Each line containing the word "weeks" must be collected.

___ PROVIDED ENTRIES ___

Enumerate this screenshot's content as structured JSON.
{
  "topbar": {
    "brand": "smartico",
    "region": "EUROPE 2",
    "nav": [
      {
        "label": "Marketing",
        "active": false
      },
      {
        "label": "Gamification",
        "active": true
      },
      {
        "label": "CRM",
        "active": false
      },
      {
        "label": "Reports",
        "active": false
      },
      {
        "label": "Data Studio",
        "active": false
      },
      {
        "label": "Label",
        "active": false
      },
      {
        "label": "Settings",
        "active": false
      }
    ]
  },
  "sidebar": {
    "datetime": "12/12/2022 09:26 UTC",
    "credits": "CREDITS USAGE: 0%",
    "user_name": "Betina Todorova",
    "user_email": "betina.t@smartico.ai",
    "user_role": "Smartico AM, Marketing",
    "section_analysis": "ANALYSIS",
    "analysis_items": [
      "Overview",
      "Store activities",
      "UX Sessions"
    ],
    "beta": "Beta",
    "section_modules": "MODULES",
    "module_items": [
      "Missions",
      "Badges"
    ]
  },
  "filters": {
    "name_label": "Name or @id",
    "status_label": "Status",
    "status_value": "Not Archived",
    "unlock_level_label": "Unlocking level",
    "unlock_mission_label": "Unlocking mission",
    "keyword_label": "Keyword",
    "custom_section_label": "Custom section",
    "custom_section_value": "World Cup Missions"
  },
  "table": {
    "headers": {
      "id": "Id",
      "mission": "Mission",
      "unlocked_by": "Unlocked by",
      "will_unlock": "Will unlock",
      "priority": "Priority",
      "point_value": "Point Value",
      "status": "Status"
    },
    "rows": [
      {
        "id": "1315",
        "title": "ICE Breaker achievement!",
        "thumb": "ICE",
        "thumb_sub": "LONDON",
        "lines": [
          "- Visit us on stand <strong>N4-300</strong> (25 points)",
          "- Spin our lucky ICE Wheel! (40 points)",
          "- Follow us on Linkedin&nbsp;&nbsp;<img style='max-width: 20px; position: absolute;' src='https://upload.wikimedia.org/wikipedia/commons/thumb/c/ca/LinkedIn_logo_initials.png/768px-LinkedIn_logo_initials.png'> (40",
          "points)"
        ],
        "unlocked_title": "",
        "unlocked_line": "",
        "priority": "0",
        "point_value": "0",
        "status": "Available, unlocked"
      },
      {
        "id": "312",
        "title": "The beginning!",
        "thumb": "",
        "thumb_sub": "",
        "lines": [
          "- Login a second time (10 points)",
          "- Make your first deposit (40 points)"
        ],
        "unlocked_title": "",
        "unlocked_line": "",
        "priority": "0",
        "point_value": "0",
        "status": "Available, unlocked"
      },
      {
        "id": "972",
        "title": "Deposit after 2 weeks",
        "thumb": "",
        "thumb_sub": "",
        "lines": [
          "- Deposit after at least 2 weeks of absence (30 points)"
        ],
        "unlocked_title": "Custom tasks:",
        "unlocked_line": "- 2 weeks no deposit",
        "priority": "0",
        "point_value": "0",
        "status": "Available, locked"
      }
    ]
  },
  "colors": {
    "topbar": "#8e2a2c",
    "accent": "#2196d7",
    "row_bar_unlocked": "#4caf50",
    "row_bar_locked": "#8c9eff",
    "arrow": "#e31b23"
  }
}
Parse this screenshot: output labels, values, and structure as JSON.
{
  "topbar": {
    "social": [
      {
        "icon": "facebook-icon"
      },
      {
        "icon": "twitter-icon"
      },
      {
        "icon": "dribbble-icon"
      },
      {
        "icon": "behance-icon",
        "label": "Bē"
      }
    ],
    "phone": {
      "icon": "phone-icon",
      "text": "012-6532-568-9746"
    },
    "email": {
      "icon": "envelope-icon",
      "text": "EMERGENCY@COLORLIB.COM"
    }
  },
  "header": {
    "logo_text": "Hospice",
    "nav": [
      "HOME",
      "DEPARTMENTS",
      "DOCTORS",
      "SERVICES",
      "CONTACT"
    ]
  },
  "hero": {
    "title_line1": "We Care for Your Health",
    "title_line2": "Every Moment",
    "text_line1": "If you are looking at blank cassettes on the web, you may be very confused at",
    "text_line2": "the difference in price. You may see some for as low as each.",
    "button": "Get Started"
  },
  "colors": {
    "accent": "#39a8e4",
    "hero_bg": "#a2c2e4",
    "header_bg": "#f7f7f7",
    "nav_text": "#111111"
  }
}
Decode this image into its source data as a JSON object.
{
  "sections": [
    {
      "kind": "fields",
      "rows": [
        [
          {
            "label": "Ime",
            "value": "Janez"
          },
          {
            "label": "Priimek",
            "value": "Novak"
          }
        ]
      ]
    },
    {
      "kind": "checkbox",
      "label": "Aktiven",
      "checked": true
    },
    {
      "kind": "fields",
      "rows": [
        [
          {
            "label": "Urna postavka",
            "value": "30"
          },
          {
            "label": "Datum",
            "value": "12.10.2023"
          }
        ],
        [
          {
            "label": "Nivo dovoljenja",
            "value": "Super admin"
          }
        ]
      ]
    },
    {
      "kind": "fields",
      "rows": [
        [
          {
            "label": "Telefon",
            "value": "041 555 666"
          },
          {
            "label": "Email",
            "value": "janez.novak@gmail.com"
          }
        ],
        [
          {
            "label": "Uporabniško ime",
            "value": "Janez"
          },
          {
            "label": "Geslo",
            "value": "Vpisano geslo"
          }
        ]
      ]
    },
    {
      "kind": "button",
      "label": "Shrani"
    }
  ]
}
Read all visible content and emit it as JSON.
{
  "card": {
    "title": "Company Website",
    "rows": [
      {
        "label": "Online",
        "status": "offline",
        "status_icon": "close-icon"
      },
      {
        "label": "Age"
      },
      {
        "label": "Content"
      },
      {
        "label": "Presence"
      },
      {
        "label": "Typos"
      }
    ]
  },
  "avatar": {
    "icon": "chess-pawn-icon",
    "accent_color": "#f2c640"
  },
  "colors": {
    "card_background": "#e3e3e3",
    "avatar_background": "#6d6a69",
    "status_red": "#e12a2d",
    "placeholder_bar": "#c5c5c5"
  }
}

___

▸ RESPONSE TO THE EXERCISE
        "title": "Deposit after 2 weeks",
          "- Deposit after at least 2 weeks of absence (30 points)"
        "unlocked_line": "- 2 weeks no deposit",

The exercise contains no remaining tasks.